◆ **Enunciado**:
Vuelve a escribir íntegro y sin ningún cambio el fragmento sobre el cine de Reichardt.

------ Fragmento del documento ------

La tristeza no es más que dicha agotada”, nos dice Kurt, antes incluso de tomar conciencia de la imposibilidad del retorno de los viejos tiempos. Sea tristeza o dicha agotada, ese es el sentimiento que predomina en las películas de Reichardt y Raymond. La felicidad parece estar en otra parte. En Old Joy, claro, se supone que en los viejos tiempos. En Wendy and Lucy, en Alaska, cuando llegue a su nuevo trabajo, si es que las finanzas se lo permiten, aunque para ello haya tenido que abandonar a Lucy (¿es la misma Lucy de Old Joy?). El cine de Reichardt es un cine de renuncias. En todos los sentidos. A Wendy se le estropea el coche en Portland y, ante la precariedad de su economía, decide cometer un pequeño hurto en un supermercado. Las consecuencias son desproporcionadas. No tanto por su breve estancia en la comisaría como por perder a su perra. Tardará tiempo en tomar la decisión de proseguir su camino, aún cuando haya reencontrado a Lucy, pero para entonces, sin coche, la posibilidad de llevarla ya no se contempla. Nos podemos imaginar a Wendy en su trabajo en Alaska, con toda su dicha a punto de agotarse, quizá con un leve resquicio de esperanza, ansiando volver a por su perra.

Atribuir a Week of Wonders (dereitos en Flickr)

------ Datos proporcionados ------

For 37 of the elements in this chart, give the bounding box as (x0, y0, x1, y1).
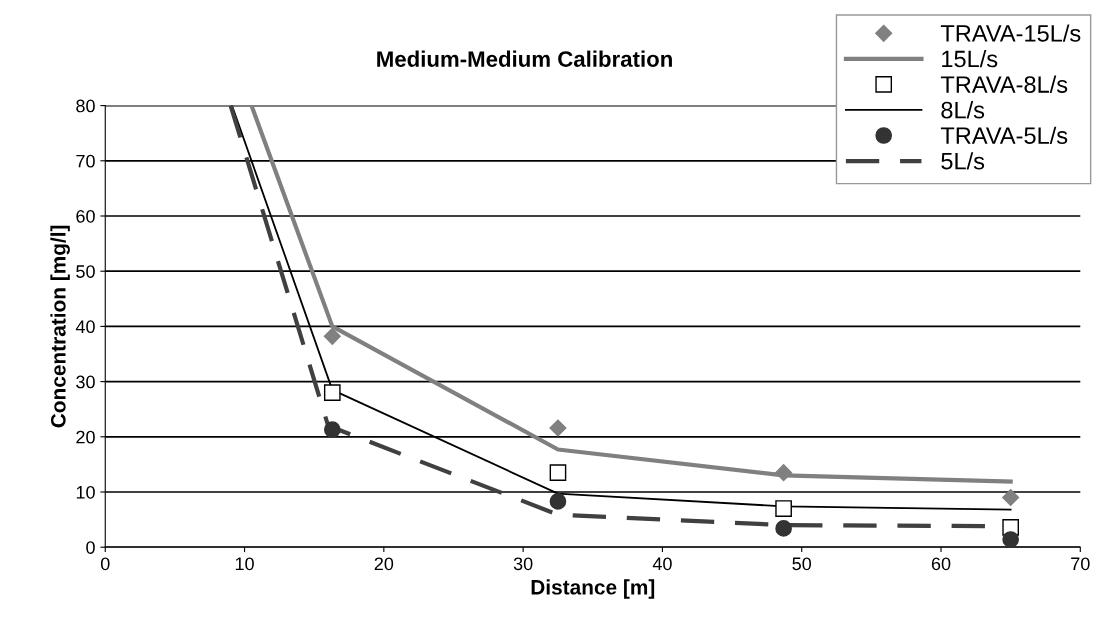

------

◆ **Solución escrita**:
La tristeza no es más que dicha agotada”, nos dice Kurt, antes incluso de tomar conciencia de la imposibilidad del retorno de los viejos tiempos. Sea tristeza o dicha agotada, ese es el sentimiento que predomina en las películas de Reichardt y Raymond. La felicidad parece estar en otra parte. En Old Joy, claro, se supone que en los viejos tiempos. En Wendy and Lucy, en Alaska, cuando llegue a su nuevo trabajo, si es que las finanzas se lo permiten, aunque para ello haya tenido que abandonar a Lucy (¿es la misma Lucy de Old Joy?). El cine de Reichardt es un cine de renuncias. En todos los sentidos. A Wendy se le estropea el coche en Portland y, ante la precariedad de su economía, decide cometer un pequeño hurto en un supermercado. Las consecuencias son desproporcionadas. No tanto por su breve estancia en la comisaría como por perder a su perra. Tardará tiempo en tomar la decisión de proseguir su camino, aún cuando haya reencontrado a Lucy, pero para entonces, sin coche, la posibilidad de llevarla ya no se contempla. Nos podemos imaginar a Wendy en su trabajo en Alaska, con toda su dicha a punto de agotarse, quizá con un leve resquicio de esperanza, ansiando volver a por su perra.

Atribuir a Week of Wonders (dereitos en Flickr)